◆ **Your instructions**: Each entry below is to be extracted exactly.
_ _ _ _ _ _ _
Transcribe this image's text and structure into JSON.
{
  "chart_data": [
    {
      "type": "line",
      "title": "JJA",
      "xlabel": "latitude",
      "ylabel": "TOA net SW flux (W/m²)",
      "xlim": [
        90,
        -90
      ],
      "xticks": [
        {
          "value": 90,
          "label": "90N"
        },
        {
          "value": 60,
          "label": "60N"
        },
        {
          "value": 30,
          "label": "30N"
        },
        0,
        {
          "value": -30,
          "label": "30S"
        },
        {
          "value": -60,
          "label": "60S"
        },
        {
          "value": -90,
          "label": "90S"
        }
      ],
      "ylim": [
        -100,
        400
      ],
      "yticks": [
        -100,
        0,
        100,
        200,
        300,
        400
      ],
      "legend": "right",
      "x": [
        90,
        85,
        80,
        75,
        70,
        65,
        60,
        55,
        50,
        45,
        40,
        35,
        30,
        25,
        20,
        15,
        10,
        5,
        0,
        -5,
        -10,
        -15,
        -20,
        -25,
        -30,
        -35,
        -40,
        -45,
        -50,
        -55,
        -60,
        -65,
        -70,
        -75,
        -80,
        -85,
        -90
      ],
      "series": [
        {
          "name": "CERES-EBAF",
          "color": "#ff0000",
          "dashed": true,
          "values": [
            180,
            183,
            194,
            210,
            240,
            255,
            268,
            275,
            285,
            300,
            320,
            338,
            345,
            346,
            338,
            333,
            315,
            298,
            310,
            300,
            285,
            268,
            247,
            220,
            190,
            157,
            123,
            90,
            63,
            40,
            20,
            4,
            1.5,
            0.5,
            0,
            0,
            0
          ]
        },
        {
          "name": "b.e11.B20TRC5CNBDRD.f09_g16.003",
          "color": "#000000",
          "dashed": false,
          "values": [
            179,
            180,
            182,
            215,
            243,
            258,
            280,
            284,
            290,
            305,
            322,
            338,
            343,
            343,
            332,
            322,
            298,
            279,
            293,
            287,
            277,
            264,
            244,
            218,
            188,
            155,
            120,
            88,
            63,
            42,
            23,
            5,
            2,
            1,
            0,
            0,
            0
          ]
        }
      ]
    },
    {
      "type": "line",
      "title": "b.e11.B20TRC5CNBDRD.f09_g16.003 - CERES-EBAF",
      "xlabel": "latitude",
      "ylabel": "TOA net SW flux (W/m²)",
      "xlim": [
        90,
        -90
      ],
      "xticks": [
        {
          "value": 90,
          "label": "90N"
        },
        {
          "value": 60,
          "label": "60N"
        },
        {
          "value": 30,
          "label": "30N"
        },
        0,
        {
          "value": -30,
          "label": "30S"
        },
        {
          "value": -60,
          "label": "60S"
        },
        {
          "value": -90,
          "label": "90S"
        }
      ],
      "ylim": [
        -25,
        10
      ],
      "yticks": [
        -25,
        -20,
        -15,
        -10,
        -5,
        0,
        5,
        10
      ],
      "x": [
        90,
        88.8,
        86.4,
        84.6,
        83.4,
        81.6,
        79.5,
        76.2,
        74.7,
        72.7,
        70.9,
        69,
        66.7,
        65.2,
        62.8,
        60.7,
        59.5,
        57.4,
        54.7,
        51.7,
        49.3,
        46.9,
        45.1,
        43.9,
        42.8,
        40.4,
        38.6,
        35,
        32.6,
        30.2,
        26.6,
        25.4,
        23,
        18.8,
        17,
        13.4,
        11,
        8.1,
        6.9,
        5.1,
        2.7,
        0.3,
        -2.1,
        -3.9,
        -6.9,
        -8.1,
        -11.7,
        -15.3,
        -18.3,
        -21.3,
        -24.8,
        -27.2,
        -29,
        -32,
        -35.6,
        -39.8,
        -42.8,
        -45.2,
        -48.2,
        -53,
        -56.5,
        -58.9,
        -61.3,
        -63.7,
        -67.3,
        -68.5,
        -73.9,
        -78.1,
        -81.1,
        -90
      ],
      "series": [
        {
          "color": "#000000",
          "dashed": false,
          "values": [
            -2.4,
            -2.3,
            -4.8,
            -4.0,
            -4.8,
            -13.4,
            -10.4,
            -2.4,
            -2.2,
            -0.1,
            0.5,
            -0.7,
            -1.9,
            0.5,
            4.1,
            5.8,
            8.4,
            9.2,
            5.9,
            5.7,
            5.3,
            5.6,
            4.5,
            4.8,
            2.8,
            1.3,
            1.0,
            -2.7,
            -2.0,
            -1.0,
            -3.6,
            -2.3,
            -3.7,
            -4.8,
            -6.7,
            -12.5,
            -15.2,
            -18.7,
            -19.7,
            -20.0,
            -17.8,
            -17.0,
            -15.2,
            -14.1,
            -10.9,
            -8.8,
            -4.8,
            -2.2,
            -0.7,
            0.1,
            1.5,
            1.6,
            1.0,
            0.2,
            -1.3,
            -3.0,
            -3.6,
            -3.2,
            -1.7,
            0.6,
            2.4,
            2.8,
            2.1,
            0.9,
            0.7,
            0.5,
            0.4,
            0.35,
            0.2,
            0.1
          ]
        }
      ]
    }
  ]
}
_ _ _ _ _ _ _
◆ **Result**:
Transcribe this image's text and structure into JSON.
{
  "chart_data": [
    {
      "type": "line",
      "title": "JJA",
      "xlabel": "latitude",
      "ylabel": "TOA net SW flux (W/m²)",
      "xlim": [
        90,
        -90
      ],
      "xticks": [
        {
          "value": 90,
          "label": "90N"
        },
        {
          "value": 60,
          "label": "60N"
        },
        {
          "value": 30,
          "label": "30N"
        },
        0,
        {
          "value": -30,
          "label": "30S"
        },
        {
          "value": -60,
          "label": "60S"
        },
        {
          "value": -90,
          "label": "90S"
        }
      ],
      "ylim": [
        -100,
        400
      ],
      "yticks": [
        -100,
        0,
        100,
        200,
        300,
        400
      ],
      "legend": "right",
      "x": [
        90,
        85,
        80,
        75,
        70,
        65,
        60,
        55,
        50,
        45,
        40,
        35,
        30,
        25,
        20,
        15,
        10,
        5,
        0,
        -5,
        -10,
        -15,
        -20,
        -25,
        -30,
        -35,
        -40,
        -45,
        -50,
        -55,
        -60,
        -65,
        -70,
        -75,
        -80,
        -85,
        -90
      ],
      "series": [
        {
          "name": "CERES-EBAF",
          "color": "#ff0000",
          "dashed": true,
          "values": [
            180,
            183,
            194,
            210,
            240,
            255,
            268,
            275,
            285,
            300,
            320,
            338,
            345,
            346,
            338,
            333,
            315,
            298,
            310,
            300,
            285,
            268,
            247,
            220,
            190,
            157,
            123,
            90,
            63,
            40,
            20,
            4,
            1.5,
            0.5,
            0,
            0,
            0
          ]
        },
        {
          "name": "b.e11.B20TRC5CNBDRD.f09_g16.003",
          "color": "#000000",
          "dashed": false,
          "values": [
            179,
            180,
            182,
            215,
            243,
            258,
            280,
            284,
            290,
            305,
            322,
            338,
            343,
            343,
            332,
            322,
            298,
            279,
            293,
            287,
            277,
            264,
            244,
            218,
            188,
            155,
            120,
            88,
            63,
            42,
            23,
            5,
            2,
            1,
            0,
            0,
            0
          ]
        }
      ]
    },
    {
      "type": "line",
      "title": "b.e11.B20TRC5CNBDRD.f09_g16.003 - CERES-EBAF",
      "xlabel": "latitude",
      "ylabel": "TOA net SW flux (W/m²)",
      "xlim": [
        90,
        -90
      ],
      "xticks": [
        {
          "value": 90,
          "label": "90N"
        },
        {
          "value": 60,
          "label": "60N"
        },
        {
          "value": 30,
          "label": "30N"
        },
        0,
        {
          "value": -30,
          "label": "30S"
        },
        {
          "value": -60,
          "label": "60S"
        },
        {
          "value": -90,
          "label": "90S"
        }
      ],
      "ylim": [
        -25,
        10
      ],
      "yticks": [
        -25,
        -20,
        -15,
        -10,
        -5,
        0,
        5,
        10
      ],
      "x": [
        90,
        88.8,
        86.4,
        84.6,
        83.4,
        81.6,
        79.5,
        76.2,
        74.7,
        72.7,
        70.9,
        69,
        66.7,
        65.2,
        62.8,
        60.7,
        59.5,
        57.4,
        54.7,
        51.7,
        49.3,
        46.9,
        45.1,
        43.9,
        42.8,
        40.4,
        38.6,
        35,
        32.6,
        30.2,
        26.6,
        25.4,
        23,
        18.8,
        17,
        13.4,
        11,
        8.1,
        6.9,
        5.1,
        2.7,
        0.3,
        -2.1,
        -3.9,
        -6.9,
        -8.1,
        -11.7,
        -15.3,
        -18.3,
        -21.3,
        -24.8,
        -27.2,
        -29,
        -32,
        -35.6,
        -39.8,
        -42.8,
        -45.2,
        -48.2,
        -53,
        -56.5,
        -58.9,
        -61.3,
        -63.7,
        -67.3,
        -68.5,
        -73.9,
        -78.1,
        -81.1,
        -90
      ],
      "series": [
        {
          "color": "#000000",
          "dashed": false,
          "values": [
            -2.4,
            -2.3,
            -4.8,
            -4.0,
            -4.8,
            -13.4,
            -10.4,
            -2.4,
            -2.2,
            -0.1,
            0.5,
            -0.7,
            -1.9,
            0.5,
            4.1,
            5.8,
            8.4,
            9.2,
            5.9,
            5.7,
            5.3,
            5.6,
            4.5,
            4.8,
            2.8,
            1.3,
            1.0,
            -2.7,
            -2.0,
            -1.0,
            -3.6,
            -2.3,
            -3.7,
            -4.8,
            -6.7,
            -12.5,
            -15.2,
            -18.7,
            -19.7,
            -20.0,
            -17.8,
            -17.0,
            -15.2,
            -14.1,
            -10.9,
            -8.8,
            -4.8,
            -2.2,
            -0.7,
            0.1,
            1.5,
            1.6,
            1.0,
            0.2,
            -1.3,
            -3.0,
            -3.6,
            -3.2,
            -1.7,
            0.6,
            2.4,
            2.8,
            2.1,
            0.9,
            0.7,
            0.5,
            0.4,
            0.35,
            0.2,
            0.1
          ]
        }
      ]
    }
  ]
}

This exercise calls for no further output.